» Information given

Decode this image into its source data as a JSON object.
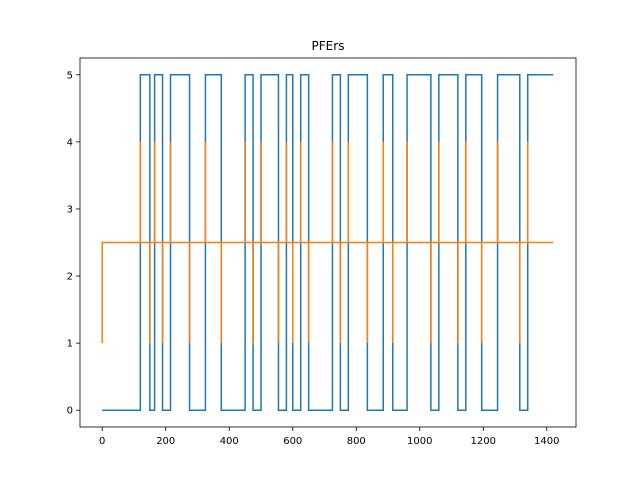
{
  "chart_data": {
    "type": "line",
    "title": "PFErs",
    "xlabel": "",
    "ylabel": "",
    "xlim": [
      -70,
      1492
    ],
    "ylim": [
      -0.25,
      5.25
    ],
    "xticks": [
      0,
      200,
      400,
      600,
      800,
      1000,
      1200,
      1400
    ],
    "yticks": [
      0,
      1,
      2,
      3,
      4,
      5
    ],
    "grid": false,
    "series": [
      {
        "color": "#1f77b4",
        "x": [
          0,
          120,
          120,
          150,
          150,
          165,
          165,
          190,
          190,
          215,
          215,
          275,
          275,
          325,
          325,
          375,
          375,
          450,
          450,
          475,
          475,
          500,
          500,
          555,
          555,
          580,
          580,
          600,
          600,
          625,
          625,
          650,
          650,
          650,
          650,
          725,
          725,
          750,
          750,
          775,
          775,
          835,
          835,
          885,
          885,
          915,
          915,
          960,
          960,
          1035,
          1035,
          1060,
          1060,
          1120,
          1120,
          1145,
          1145,
          1195,
          1195,
          1245,
          1245,
          1315,
          1315,
          1340,
          1340,
          1420
        ],
        "y": [
          0,
          0,
          5,
          5,
          0,
          0,
          5,
          5,
          0,
          0,
          5,
          5,
          0,
          0,
          5,
          5,
          0,
          0,
          5,
          5,
          0,
          0,
          5,
          5,
          0,
          0,
          5,
          5,
          0,
          0,
          5,
          5,
          5,
          0,
          0,
          0,
          5,
          5,
          0,
          0,
          5,
          5,
          0,
          0,
          5,
          5,
          0,
          0,
          5,
          5,
          0,
          0,
          5,
          5,
          0,
          0,
          5,
          5,
          0,
          0,
          5,
          5,
          0,
          0,
          5,
          5
        ]
      },
      {
        "color": "#ff7f0e",
        "x": [
          0,
          0,
          0,
          120,
          120,
          120,
          150,
          150,
          150,
          165,
          165,
          165,
          190,
          190,
          190,
          215,
          215,
          215,
          275,
          275,
          275,
          325,
          325,
          325,
          375,
          375,
          375,
          450,
          450,
          450,
          475,
          475,
          475,
          500,
          500,
          500,
          555,
          555,
          555,
          580,
          580,
          580,
          600,
          600,
          600,
          625,
          625,
          625,
          650,
          650,
          650,
          725,
          725,
          725,
          750,
          750,
          750,
          775,
          775,
          775,
          835,
          835,
          835,
          885,
          885,
          885,
          915,
          915,
          915,
          960,
          960,
          960,
          1035,
          1035,
          1035,
          1060,
          1060,
          1060,
          1120,
          1120,
          1120,
          1145,
          1145,
          1145,
          1195,
          1195,
          1195,
          1245,
          1245,
          1245,
          1315,
          1315,
          1315,
          1340,
          1340,
          1340,
          1420
        ],
        "y": [
          1,
          2.5,
          2.5,
          2.5,
          4,
          2.5,
          2.5,
          1,
          2.5,
          2.5,
          4,
          2.5,
          2.5,
          1,
          2.5,
          2.5,
          4,
          2.5,
          2.5,
          1,
          2.5,
          2.5,
          4,
          2.5,
          2.5,
          1,
          2.5,
          2.5,
          4,
          2.5,
          2.5,
          1,
          2.5,
          2.5,
          4,
          2.5,
          2.5,
          1,
          2.5,
          2.5,
          4,
          2.5,
          2.5,
          1,
          2.5,
          2.5,
          4,
          2.5,
          2.5,
          1,
          2.5,
          2.5,
          4,
          2.5,
          2.5,
          1,
          2.5,
          2.5,
          4,
          2.5,
          2.5,
          1,
          2.5,
          2.5,
          4,
          2.5,
          2.5,
          1,
          2.5,
          2.5,
          4,
          2.5,
          2.5,
          1,
          2.5,
          2.5,
          4,
          2.5,
          2.5,
          1,
          2.5,
          2.5,
          4,
          2.5,
          2.5,
          1,
          2.5,
          2.5,
          4,
          2.5,
          2.5,
          1,
          2.5,
          2.5,
          4,
          2.5,
          2.5
        ]
      }
    ]
  }
}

» Do this
Without the pictures, write out every entry precisely as it appears.

» Exercise solution
Decode this image into its source data as a JSON object.
{
  "chart_data": {
    "type": "line",
    "title": "PFErs",
    "xlabel": "",
    "ylabel": "",
    "xlim": [
      -70,
      1492
    ],
    "ylim": [
      -0.25,
      5.25
    ],
    "xticks": [
      0,
      200,
      400,
      600,
      800,
      1000,
      1200,
      1400
    ],
    "yticks": [
      0,
      1,
      2,
      3,
      4,
      5
    ],
    "grid": false,
    "series": [
      {
        "color": "#1f77b4",
        "x": [
          0,
          120,
          120,
          150,
          150,
          165,
          165,
          190,
          190,
          215,
          215,
          275,
          275,
          325,
          325,
          375,
          375,
          450,
          450,
          475,
          475,
          500,
          500,
          555,
          555,
          580,
          580,
          600,
          600,
          625,
          625,
          650,
          650,
          650,
          650,
          725,
          725,
          750,
          750,
          775,
          775,
          835,
          835,
          885,
          885,
          915,
          915,
          960,
          960,
          1035,
          1035,
          1060,
          1060,
          1120,
          1120,
          1145,
          1145,
          1195,
          1195,
          1245,
          1245,
          1315,
          1315,
          1340,
          1340,
          1420
        ],
        "y": [
          0,
          0,
          5,
          5,
          0,
          0,
          5,
          5,
          0,
          0,
          5,
          5,
          0,
          0,
          5,
          5,
          0,
          0,
          5,
          5,
          0,
          0,
          5,
          5,
          0,
          0,
          5,
          5,
          0,
          0,
          5,
          5,
          5,
          0,
          0,
          0,
          5,
          5,
          0,
          0,
          5,
          5,
          0,
          0,
          5,
          5,
          0,
          0,
          5,
          5,
          0,
          0,
          5,
          5,
          0,
          0,
          5,
          5,
          0,
          0,
          5,
          5,
          0,
          0,
          5,
          5
        ]
      },
      {
        "color": "#ff7f0e",
        "x": [
          0,
          0,
          0,
          120,
          120,
          120,
          150,
          150,
          150,
          165,
          165,
          165,
          190,
          190,
          190,
          215,
          215,
          215,
          275,
          275,
          275,
          325,
          325,
          325,
          375,
          375,
          375,
          450,
          450,
          450,
          475,
          475,
          475,
          500,
          500,
          500,
          555,
          555,
          555,
          580,
          580,
          580,
          600,
          600,
          600,
          625,
          625,
          625,
          650,
          650,
          650,
          725,
          725,
          725,
          750,
          750,
          750,
          775,
          775,
          775,
          835,
          835,
          835,
          885,
          885,
          885,
          915,
          915,
          915,
          960,
          960,
          960,
          1035,
          1035,
          1035,
          1060,
          1060,
          1060,
          1120,
          1120,
          1120,
          1145,
          1145,
          1145,
          1195,
          1195,
          1195,
          1245,
          1245,
          1245,
          1315,
          1315,
          1315,
          1340,
          1340,
          1340,
          1420
        ],
        "y": [
          1,
          2.5,
          2.5,
          2.5,
          4,
          2.5,
          2.5,
          1,
          2.5,
          2.5,
          4,
          2.5,
          2.5,
          1,
          2.5,
          2.5,
          4,
          2.5,
          2.5,
          1,
          2.5,
          2.5,
          4,
          2.5,
          2.5,
          1,
          2.5,
          2.5,
          4,
          2.5,
          2.5,
          1,
          2.5,
          2.5,
          4,
          2.5,
          2.5,
          1,
          2.5,
          2.5,
          4,
          2.5,
          2.5,
          1,
          2.5,
          2.5,
          4,
          2.5,
          2.5,
          1,
          2.5,
          2.5,
          4,
          2.5,
          2.5,
          1,
          2.5,
          2.5,
          4,
          2.5,
          2.5,
          1,
          2.5,
          2.5,
          4,
          2.5,
          2.5,
          1,
          2.5,
          2.5,
          4,
          2.5,
          2.5,
          1,
          2.5,
          2.5,
          4,
          2.5,
          2.5,
          1,
          2.5,
          2.5,
          4,
          2.5,
          2.5,
          1,
          2.5,
          2.5,
          4,
          2.5,
          2.5,
          1,
          2.5,
          2.5,
          4,
          2.5,
          2.5
        ]
      }
    ]
  }
}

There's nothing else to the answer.